#### Work required:
Keep every line where the word "Read" appears; drop the rest.

(Stored items)

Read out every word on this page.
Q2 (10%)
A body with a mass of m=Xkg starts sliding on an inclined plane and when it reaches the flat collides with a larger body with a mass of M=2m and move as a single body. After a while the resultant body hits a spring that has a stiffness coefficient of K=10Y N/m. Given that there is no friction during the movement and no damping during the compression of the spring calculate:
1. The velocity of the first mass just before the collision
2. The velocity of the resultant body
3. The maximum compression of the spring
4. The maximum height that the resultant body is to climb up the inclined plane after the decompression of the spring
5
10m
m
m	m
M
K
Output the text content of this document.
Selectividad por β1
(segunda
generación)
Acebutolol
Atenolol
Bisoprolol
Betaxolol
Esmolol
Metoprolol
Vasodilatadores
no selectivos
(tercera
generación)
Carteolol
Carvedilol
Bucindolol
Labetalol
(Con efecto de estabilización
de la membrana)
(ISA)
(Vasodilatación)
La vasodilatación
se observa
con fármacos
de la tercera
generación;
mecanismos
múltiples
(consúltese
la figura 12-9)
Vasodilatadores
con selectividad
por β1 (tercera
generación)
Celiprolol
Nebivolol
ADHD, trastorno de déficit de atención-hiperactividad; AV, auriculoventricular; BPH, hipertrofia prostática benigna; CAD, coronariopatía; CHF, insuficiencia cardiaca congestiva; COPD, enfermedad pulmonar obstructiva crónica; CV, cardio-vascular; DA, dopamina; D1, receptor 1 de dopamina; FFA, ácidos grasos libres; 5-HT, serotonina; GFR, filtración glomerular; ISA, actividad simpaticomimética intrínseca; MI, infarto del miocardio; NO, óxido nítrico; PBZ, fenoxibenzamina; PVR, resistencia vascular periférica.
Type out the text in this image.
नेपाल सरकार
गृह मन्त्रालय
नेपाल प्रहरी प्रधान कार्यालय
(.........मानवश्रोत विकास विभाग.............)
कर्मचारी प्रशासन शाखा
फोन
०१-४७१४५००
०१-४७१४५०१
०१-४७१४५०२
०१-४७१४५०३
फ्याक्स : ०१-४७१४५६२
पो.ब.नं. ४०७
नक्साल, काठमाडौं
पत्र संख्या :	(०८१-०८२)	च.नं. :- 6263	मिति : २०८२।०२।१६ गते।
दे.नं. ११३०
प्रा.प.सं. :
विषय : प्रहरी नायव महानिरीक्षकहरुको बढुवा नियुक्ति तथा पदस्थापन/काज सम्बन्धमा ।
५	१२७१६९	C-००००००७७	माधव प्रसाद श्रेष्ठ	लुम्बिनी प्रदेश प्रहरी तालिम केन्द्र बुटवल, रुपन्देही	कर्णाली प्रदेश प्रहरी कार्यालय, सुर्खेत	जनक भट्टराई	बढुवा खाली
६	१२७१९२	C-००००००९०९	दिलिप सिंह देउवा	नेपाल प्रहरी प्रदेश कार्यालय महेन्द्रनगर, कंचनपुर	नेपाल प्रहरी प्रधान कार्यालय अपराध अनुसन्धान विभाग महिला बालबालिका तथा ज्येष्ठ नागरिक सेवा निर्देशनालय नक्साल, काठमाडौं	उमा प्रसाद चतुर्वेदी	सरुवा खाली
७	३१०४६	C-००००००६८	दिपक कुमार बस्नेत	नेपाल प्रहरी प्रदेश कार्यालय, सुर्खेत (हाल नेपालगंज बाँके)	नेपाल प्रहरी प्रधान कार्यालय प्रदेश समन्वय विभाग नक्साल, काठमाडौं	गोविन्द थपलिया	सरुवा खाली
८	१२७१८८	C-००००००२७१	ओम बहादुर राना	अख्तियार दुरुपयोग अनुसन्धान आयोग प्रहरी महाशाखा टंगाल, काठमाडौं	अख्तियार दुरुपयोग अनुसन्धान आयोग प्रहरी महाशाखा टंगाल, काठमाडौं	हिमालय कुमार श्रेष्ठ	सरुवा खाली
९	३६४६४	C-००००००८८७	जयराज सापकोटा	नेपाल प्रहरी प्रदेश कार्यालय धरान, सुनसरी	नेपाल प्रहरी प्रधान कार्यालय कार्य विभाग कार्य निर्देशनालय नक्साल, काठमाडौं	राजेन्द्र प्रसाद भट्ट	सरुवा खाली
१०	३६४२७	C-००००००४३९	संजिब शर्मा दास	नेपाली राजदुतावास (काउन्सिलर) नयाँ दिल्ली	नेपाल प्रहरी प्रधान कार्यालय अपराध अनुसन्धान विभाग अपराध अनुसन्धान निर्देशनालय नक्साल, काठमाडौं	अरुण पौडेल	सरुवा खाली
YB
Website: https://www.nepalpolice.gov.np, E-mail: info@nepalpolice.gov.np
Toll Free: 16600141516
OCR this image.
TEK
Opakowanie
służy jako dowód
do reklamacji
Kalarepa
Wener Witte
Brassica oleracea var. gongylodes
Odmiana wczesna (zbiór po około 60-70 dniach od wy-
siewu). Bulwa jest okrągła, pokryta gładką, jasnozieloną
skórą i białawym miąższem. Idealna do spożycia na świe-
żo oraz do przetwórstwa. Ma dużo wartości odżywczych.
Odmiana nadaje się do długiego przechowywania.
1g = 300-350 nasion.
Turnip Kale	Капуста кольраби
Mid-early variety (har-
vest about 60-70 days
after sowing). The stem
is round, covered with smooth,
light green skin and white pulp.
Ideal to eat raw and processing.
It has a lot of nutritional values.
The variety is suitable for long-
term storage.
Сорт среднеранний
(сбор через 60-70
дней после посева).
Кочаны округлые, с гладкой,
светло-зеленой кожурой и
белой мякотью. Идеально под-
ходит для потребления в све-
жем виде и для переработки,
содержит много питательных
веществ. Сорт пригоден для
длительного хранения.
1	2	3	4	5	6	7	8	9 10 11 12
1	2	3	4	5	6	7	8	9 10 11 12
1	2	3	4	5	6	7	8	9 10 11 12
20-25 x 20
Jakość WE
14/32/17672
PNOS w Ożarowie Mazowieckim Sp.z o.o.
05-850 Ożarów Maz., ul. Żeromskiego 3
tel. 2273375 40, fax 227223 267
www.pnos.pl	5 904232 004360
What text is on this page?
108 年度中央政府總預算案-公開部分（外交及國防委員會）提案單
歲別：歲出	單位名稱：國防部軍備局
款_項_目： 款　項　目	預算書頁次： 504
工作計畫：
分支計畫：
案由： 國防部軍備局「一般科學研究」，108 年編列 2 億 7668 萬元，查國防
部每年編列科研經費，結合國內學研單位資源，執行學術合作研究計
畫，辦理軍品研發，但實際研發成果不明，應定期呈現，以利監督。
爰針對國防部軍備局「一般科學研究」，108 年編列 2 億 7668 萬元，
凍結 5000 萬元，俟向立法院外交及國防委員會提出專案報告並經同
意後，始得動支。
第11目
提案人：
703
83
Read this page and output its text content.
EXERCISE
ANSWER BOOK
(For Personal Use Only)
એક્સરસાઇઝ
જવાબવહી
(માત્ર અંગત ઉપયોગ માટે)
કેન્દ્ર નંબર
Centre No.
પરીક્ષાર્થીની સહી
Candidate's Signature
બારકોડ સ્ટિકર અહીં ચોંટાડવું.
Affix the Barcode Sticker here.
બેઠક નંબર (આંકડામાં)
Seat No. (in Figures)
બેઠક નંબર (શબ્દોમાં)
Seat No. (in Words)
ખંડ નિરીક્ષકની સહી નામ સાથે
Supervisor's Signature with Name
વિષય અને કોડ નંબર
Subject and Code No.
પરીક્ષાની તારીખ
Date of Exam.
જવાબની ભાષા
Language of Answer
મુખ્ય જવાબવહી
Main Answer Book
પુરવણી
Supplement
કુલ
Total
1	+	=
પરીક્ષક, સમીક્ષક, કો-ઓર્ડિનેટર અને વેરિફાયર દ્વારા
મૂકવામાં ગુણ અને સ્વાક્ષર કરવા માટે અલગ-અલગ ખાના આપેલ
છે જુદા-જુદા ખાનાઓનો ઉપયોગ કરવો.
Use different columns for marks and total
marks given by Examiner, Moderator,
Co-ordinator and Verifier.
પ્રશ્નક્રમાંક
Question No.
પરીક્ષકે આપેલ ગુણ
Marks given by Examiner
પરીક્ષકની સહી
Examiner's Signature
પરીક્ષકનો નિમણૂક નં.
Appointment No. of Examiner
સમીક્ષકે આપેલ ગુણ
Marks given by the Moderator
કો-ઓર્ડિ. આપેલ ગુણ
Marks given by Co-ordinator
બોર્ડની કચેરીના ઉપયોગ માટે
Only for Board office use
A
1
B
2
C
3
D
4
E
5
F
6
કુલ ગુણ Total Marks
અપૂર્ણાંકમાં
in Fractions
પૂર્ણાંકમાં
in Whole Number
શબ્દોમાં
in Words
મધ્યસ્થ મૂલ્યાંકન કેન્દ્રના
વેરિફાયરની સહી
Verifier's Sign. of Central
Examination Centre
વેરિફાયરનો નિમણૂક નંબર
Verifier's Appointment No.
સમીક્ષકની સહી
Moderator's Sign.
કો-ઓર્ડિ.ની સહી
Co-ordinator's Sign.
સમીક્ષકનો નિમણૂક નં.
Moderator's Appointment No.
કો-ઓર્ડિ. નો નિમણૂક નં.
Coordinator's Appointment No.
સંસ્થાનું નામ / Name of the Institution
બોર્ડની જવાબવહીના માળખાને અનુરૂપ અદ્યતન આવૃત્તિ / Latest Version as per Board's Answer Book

#### Answer to the problem:
Read out every word on this page.
Read this page and output its text content.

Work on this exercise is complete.